What is expected » Copy out lines with the word "Dificultad" from the material that follows.

Data »

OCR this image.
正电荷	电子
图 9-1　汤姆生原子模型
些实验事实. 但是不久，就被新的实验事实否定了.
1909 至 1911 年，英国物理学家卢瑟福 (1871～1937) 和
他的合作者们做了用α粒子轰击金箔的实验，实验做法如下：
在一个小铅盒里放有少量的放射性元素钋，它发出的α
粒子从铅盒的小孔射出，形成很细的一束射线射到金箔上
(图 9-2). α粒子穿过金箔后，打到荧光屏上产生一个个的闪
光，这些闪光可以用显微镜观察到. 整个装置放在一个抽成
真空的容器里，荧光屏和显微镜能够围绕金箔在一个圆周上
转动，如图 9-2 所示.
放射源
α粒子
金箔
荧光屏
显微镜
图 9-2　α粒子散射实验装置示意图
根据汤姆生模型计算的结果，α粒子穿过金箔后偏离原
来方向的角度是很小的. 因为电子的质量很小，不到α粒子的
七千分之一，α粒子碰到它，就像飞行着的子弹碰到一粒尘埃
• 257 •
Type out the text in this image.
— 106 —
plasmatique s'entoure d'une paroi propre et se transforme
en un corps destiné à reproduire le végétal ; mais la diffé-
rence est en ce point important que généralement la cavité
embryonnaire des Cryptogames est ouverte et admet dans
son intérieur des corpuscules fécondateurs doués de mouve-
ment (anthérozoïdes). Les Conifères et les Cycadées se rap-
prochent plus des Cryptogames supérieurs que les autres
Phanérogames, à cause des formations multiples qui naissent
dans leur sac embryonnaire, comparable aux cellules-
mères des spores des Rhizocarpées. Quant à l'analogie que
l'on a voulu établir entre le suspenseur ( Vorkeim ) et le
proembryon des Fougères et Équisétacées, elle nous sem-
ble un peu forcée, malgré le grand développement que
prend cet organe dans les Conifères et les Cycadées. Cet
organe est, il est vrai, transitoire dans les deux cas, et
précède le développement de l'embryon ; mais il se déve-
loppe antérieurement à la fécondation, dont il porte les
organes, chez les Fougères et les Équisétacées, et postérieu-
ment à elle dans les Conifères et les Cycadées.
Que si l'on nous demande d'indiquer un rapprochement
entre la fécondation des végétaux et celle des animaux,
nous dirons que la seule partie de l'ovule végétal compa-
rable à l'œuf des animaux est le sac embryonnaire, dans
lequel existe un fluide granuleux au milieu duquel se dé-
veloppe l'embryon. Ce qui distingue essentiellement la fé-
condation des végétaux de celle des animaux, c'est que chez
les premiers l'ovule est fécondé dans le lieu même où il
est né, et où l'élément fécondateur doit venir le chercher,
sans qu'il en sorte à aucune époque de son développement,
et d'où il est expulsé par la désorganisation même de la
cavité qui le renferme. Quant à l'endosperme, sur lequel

--

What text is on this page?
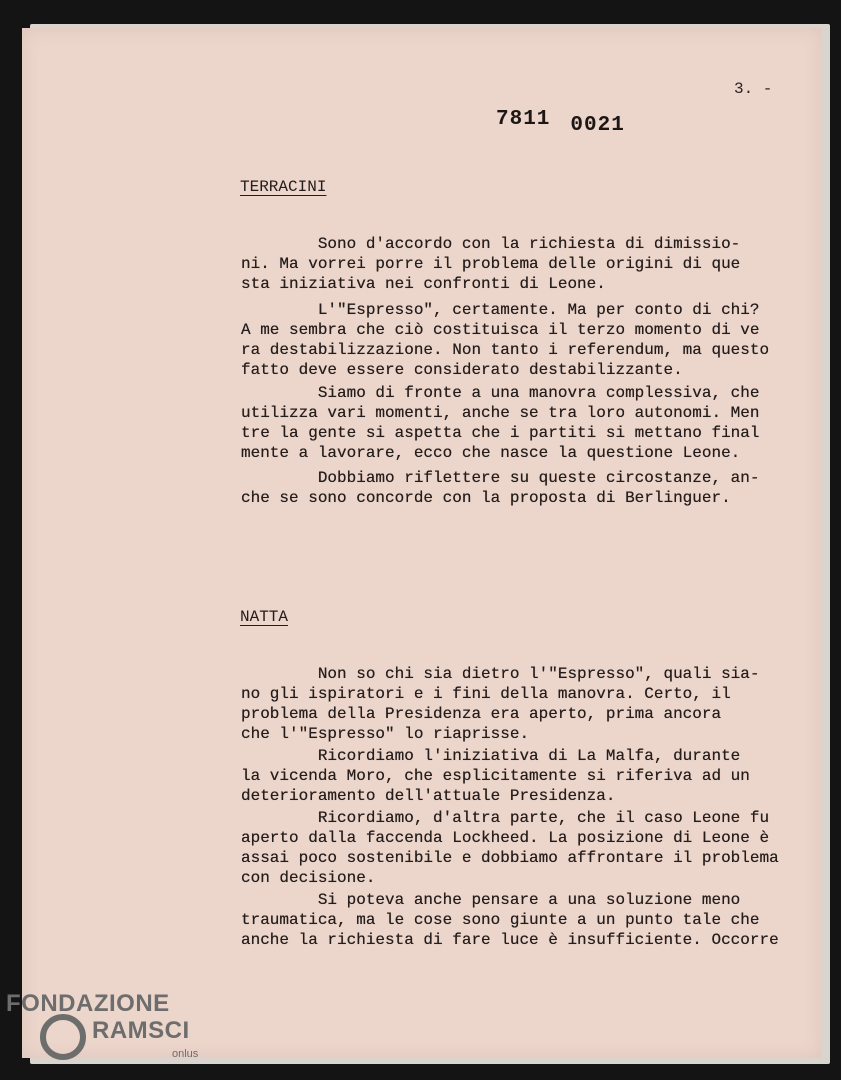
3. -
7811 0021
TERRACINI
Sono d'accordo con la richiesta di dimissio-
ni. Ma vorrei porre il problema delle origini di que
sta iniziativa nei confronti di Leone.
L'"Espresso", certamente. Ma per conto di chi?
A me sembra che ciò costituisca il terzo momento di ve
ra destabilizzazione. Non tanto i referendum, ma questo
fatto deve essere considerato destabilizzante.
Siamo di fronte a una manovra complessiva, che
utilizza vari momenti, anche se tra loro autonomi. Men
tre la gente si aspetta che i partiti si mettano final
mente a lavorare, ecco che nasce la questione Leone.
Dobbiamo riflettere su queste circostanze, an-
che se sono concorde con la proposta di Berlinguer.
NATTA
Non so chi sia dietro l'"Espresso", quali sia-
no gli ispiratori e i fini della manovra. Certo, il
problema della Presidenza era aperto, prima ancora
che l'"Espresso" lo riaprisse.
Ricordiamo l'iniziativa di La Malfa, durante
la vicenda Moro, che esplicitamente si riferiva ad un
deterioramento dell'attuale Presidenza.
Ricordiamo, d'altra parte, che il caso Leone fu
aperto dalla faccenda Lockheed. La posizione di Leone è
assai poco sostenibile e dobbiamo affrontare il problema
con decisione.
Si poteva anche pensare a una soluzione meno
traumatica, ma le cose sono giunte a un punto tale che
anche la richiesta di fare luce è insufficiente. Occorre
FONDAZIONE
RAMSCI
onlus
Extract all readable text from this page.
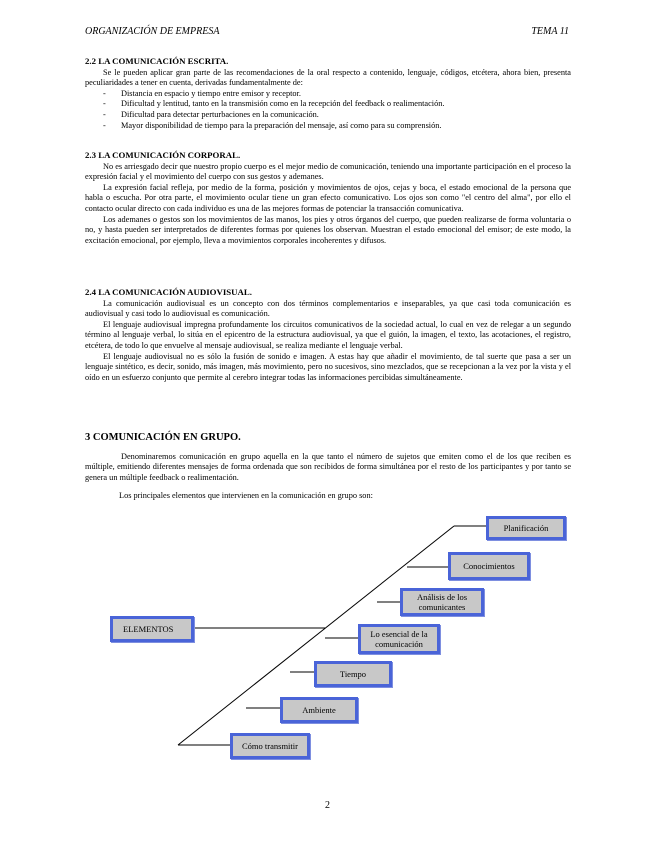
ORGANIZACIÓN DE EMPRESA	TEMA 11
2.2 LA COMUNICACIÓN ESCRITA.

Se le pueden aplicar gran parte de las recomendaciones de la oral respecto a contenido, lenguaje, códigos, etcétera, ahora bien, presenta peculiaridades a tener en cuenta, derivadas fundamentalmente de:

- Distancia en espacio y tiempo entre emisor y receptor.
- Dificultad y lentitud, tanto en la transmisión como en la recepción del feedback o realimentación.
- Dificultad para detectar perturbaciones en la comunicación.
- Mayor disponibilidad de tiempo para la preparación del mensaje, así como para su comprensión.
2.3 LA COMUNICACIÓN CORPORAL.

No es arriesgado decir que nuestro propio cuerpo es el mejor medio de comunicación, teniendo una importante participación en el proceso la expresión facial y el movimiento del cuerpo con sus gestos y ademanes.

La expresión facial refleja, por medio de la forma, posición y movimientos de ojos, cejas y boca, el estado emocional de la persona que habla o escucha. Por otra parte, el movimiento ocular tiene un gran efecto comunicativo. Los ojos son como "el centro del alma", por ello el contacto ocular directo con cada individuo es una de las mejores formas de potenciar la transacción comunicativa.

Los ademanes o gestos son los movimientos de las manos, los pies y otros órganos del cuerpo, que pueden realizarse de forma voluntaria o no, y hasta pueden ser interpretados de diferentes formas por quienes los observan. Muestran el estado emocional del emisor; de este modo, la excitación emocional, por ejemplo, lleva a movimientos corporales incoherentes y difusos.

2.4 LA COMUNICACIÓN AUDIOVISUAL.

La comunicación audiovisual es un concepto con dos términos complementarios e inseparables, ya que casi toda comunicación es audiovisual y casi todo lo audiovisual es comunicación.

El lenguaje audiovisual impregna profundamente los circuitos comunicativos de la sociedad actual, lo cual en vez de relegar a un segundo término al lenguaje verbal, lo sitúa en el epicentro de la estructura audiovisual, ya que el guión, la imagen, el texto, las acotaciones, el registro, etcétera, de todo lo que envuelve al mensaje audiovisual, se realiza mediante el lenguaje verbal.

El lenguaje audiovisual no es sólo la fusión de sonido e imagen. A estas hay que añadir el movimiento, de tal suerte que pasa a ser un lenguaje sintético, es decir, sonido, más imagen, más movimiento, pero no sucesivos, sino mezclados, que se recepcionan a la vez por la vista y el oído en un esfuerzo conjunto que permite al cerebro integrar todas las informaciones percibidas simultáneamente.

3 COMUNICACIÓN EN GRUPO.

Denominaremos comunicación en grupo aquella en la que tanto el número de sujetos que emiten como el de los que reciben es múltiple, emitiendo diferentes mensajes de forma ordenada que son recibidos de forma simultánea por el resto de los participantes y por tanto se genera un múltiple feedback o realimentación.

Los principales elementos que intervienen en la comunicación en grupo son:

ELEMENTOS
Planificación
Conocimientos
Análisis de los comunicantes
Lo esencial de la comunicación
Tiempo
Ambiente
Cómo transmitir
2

The reply »
- Dificultad y lentitud, tanto en la transmisión como en la recepción del feedback o realimentación.
- Dificultad para detectar perturbaciones en la comunicación.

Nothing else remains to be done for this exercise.